(Collected data entries)
* * * *

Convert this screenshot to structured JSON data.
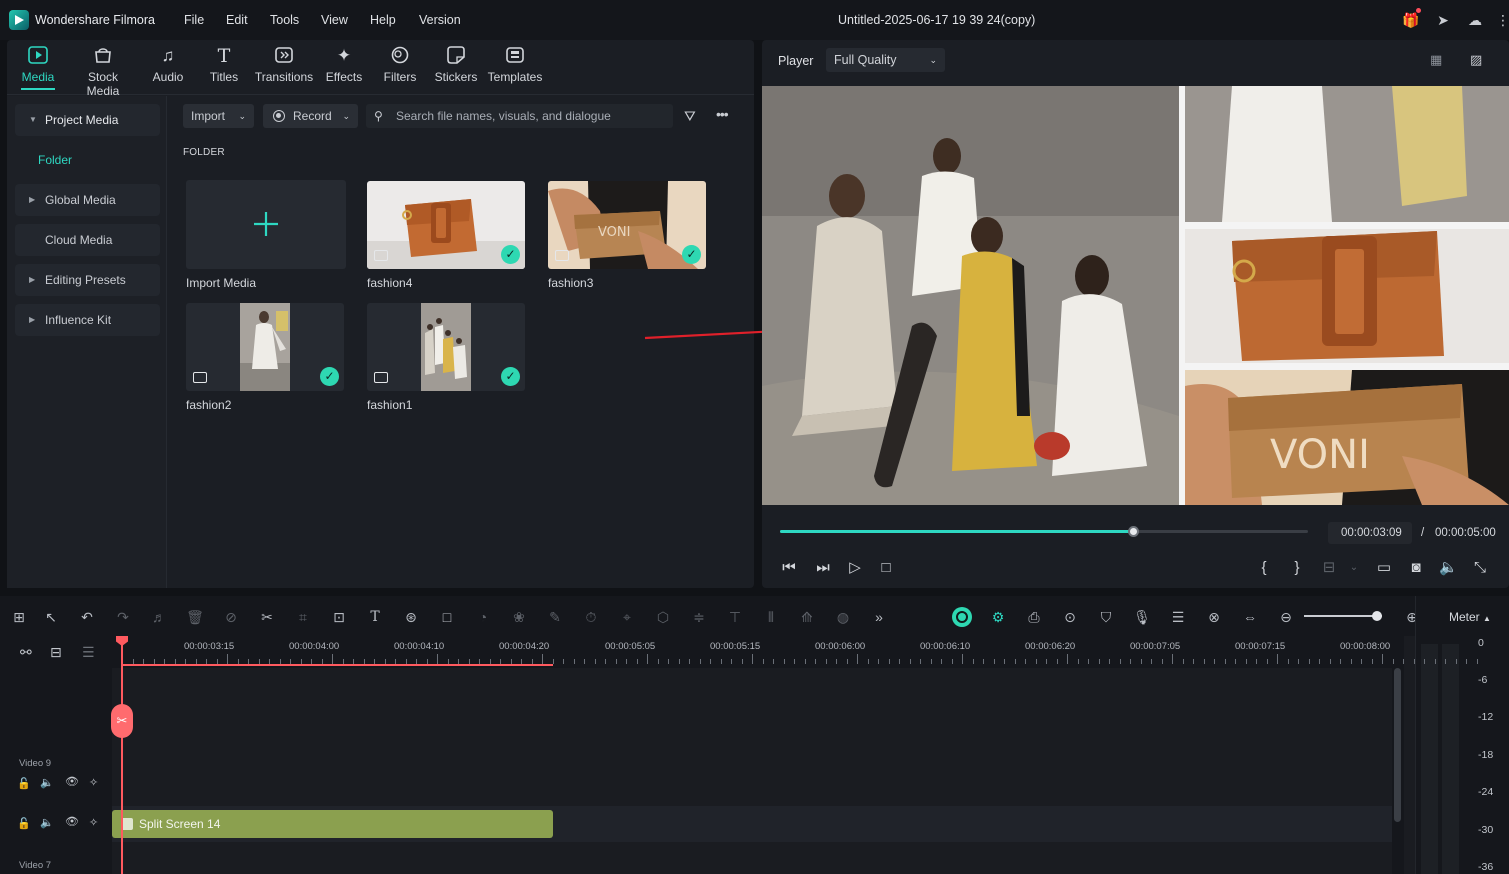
{
  "app": {
    "name": "Wondershare Filmora",
    "menu": [
      "File",
      "Edit",
      "Tools",
      "View",
      "Help",
      "Version"
    ],
    "document_title": "Untitled-2025-06-17 19 39 24(copy)"
  },
  "tabs": [
    {
      "label": "Media",
      "icon": "media-icon"
    },
    {
      "label": "Stock Media",
      "icon": "stock-media-icon"
    },
    {
      "label": "Audio",
      "icon": "audio-icon"
    },
    {
      "label": "Titles",
      "icon": "titles-icon"
    },
    {
      "label": "Transitions",
      "icon": "transitions-icon"
    },
    {
      "label": "Effects",
      "icon": "effects-icon"
    },
    {
      "label": "Filters",
      "icon": "filters-icon"
    },
    {
      "label": "Stickers",
      "icon": "stickers-icon"
    },
    {
      "label": "Templates",
      "icon": "templates-icon"
    }
  ],
  "sidebar": {
    "items": [
      "Project Media",
      "Global Media",
      "Cloud Media",
      "Editing Presets",
      "Influence Kit"
    ],
    "folder": "Folder"
  },
  "media_toolbar": {
    "import": "Import",
    "record": "Record",
    "search_placeholder": "Search file names, visuals, and dialogue"
  },
  "folder_label": "FOLDER",
  "media": {
    "import_label": "Import Media",
    "items": [
      "fashion4",
      "fashion3",
      "fashion2",
      "fashion1"
    ]
  },
  "player": {
    "label": "Player",
    "quality": "Full Quality",
    "current_time": "00:00:03:09",
    "separator": "/",
    "total_time": "00:00:05:00",
    "progress": 0.67,
    "brand_text": "VONI"
  },
  "timeline": {
    "ruler": [
      "00:00:03:15",
      "00:00:04:00",
      "00:00:04:10",
      "00:00:04:20",
      "00:00:05:05",
      "00:00:05:15",
      "00:00:06:00",
      "00:00:06:10",
      "00:00:06:20",
      "00:00:07:05",
      "00:00:07:15",
      "00:00:08:00"
    ],
    "tracks": [
      "Video 9",
      "Video 7"
    ],
    "clip": "Split Screen 14",
    "meter_label": "Meter",
    "meter_scale": [
      "0",
      "-6",
      "-12",
      "-18",
      "-24",
      "-30",
      "-36"
    ]
  },
  "colors": {
    "accent": "#2ed8c2",
    "playhead": "#ff5a5f",
    "clip": "#8ba04f",
    "check": "#2ed8b2"
  }
}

* * * *

Exclude the pictures. Write out the remaining data exactly.

- [TASK ANSWER]:
Convert this screenshot to structured JSON data.
{
  "app": {
    "name": "Wondershare Filmora",
    "menu": [
      "File",
      "Edit",
      "Tools",
      "View",
      "Help",
      "Version"
    ],
    "document_title": "Untitled-2025-06-17 19 39 24(copy)"
  },
  "tabs": [
    {
      "label": "Media",
      "icon": "media-icon"
    },
    {
      "label": "Stock Media",
      "icon": "stock-media-icon"
    },
    {
      "label": "Audio",
      "icon": "audio-icon"
    },
    {
      "label": "Titles",
      "icon": "titles-icon"
    },
    {
      "label": "Transitions",
      "icon": "transitions-icon"
    },
    {
      "label": "Effects",
      "icon": "effects-icon"
    },
    {
      "label": "Filters",
      "icon": "filters-icon"
    },
    {
      "label": "Stickers",
      "icon": "stickers-icon"
    },
    {
      "label": "Templates",
      "icon": "templates-icon"
    }
  ],
  "sidebar": {
    "items": [
      "Project Media",
      "Global Media",
      "Cloud Media",
      "Editing Presets",
      "Influence Kit"
    ],
    "folder": "Folder"
  },
  "media_toolbar": {
    "import": "Import",
    "record": "Record",
    "search_placeholder": "Search file names, visuals, and dialogue"
  },
  "folder_label": "FOLDER",
  "media": {
    "import_label": "Import Media",
    "items": [
      "fashion4",
      "fashion3",
      "fashion2",
      "fashion1"
    ]
  },
  "player": {
    "label": "Player",
    "quality": "Full Quality",
    "current_time": "00:00:03:09",
    "separator": "/",
    "total_time": "00:00:05:00",
    "progress": 0.67,
    "brand_text": "VONI"
  },
  "timeline": {
    "ruler": [
      "00:00:03:15",
      "00:00:04:00",
      "00:00:04:10",
      "00:00:04:20",
      "00:00:05:05",
      "00:00:05:15",
      "00:00:06:00",
      "00:00:06:10",
      "00:00:06:20",
      "00:00:07:05",
      "00:00:07:15",
      "00:00:08:00"
    ],
    "tracks": [
      "Video 9",
      "Video 7"
    ],
    "clip": "Split Screen 14",
    "meter_label": "Meter",
    "meter_scale": [
      "0",
      "-6",
      "-12",
      "-18",
      "-24",
      "-30",
      "-36"
    ]
  },
  "colors": {
    "accent": "#2ed8c2",
    "playhead": "#ff5a5f",
    "clip": "#8ba04f",
    "check": "#2ed8b2"
  }
}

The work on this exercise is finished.